What is asked
Extract every line below, verbatim.

Available records
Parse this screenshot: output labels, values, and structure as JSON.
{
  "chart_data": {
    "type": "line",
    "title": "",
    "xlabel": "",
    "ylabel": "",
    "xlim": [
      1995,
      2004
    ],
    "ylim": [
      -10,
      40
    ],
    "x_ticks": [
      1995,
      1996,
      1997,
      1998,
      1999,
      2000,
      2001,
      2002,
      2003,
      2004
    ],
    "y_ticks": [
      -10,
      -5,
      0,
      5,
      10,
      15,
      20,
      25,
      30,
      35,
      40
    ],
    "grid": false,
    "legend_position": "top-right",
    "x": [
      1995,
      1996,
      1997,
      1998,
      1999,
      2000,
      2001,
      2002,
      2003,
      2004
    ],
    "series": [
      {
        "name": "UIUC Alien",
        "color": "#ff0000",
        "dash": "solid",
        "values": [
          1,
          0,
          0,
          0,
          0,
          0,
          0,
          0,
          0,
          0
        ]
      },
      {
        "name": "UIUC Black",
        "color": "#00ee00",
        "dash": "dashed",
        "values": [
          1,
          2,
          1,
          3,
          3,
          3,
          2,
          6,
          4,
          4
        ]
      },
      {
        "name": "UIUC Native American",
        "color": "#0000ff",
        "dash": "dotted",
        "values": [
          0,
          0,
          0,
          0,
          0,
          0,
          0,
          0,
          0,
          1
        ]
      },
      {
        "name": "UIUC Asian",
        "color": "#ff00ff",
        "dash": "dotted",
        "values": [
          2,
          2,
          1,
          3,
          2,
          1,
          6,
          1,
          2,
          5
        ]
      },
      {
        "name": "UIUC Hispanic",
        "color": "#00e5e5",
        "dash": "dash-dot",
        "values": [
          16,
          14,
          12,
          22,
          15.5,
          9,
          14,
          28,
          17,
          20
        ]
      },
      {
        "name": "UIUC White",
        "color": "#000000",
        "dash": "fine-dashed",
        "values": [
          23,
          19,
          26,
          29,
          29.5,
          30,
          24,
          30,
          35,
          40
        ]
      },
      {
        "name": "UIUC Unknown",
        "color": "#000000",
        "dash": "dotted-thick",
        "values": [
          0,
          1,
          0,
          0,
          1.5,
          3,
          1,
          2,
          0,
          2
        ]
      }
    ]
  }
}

Full solution
Parse this screenshot: output labels, values, and structure as JSON.
{
  "chart_data": {
    "type": "line",
    "title": "",
    "xlabel": "",
    "ylabel": "",
    "xlim": [
      1995,
      2004
    ],
    "ylim": [
      -10,
      40
    ],
    "x_ticks": [
      1995,
      1996,
      1997,
      1998,
      1999,
      2000,
      2001,
      2002,
      2003,
      2004
    ],
    "y_ticks": [
      -10,
      -5,
      0,
      5,
      10,
      15,
      20,
      25,
      30,
      35,
      40
    ],
    "grid": false,
    "legend_position": "top-right",
    "x": [
      1995,
      1996,
      1997,
      1998,
      1999,
      2000,
      2001,
      2002,
      2003,
      2004
    ],
    "series": [
      {
        "name": "UIUC Alien",
        "color": "#ff0000",
        "dash": "solid",
        "values": [
          1,
          0,
          0,
          0,
          0,
          0,
          0,
          0,
          0,
          0
        ]
      },
      {
        "name": "UIUC Black",
        "color": "#00ee00",
        "dash": "dashed",
        "values": [
          1,
          2,
          1,
          3,
          3,
          3,
          2,
          6,
          4,
          4
        ]
      },
      {
        "name": "UIUC Native American",
        "color": "#0000ff",
        "dash": "dotted",
        "values": [
          0,
          0,
          0,
          0,
          0,
          0,
          0,
          0,
          0,
          1
        ]
      },
      {
        "name": "UIUC Asian",
        "color": "#ff00ff",
        "dash": "dotted",
        "values": [
          2,
          2,
          1,
          3,
          2,
          1,
          6,
          1,
          2,
          5
        ]
      },
      {
        "name": "UIUC Hispanic",
        "color": "#00e5e5",
        "dash": "dash-dot",
        "values": [
          16,
          14,
          12,
          22,
          15.5,
          9,
          14,
          28,
          17,
          20
        ]
      },
      {
        "name": "UIUC White",
        "color": "#000000",
        "dash": "fine-dashed",
        "values": [
          23,
          19,
          26,
          29,
          29.5,
          30,
          24,
          30,
          35,
          40
        ]
      },
      {
        "name": "UIUC Unknown",
        "color": "#000000",
        "dash": "dotted-thick",
        "values": [
          0,
          1,
          0,
          0,
          1.5,
          3,
          1,
          2,
          0,
          2
        ]
      }
    ]
  }
}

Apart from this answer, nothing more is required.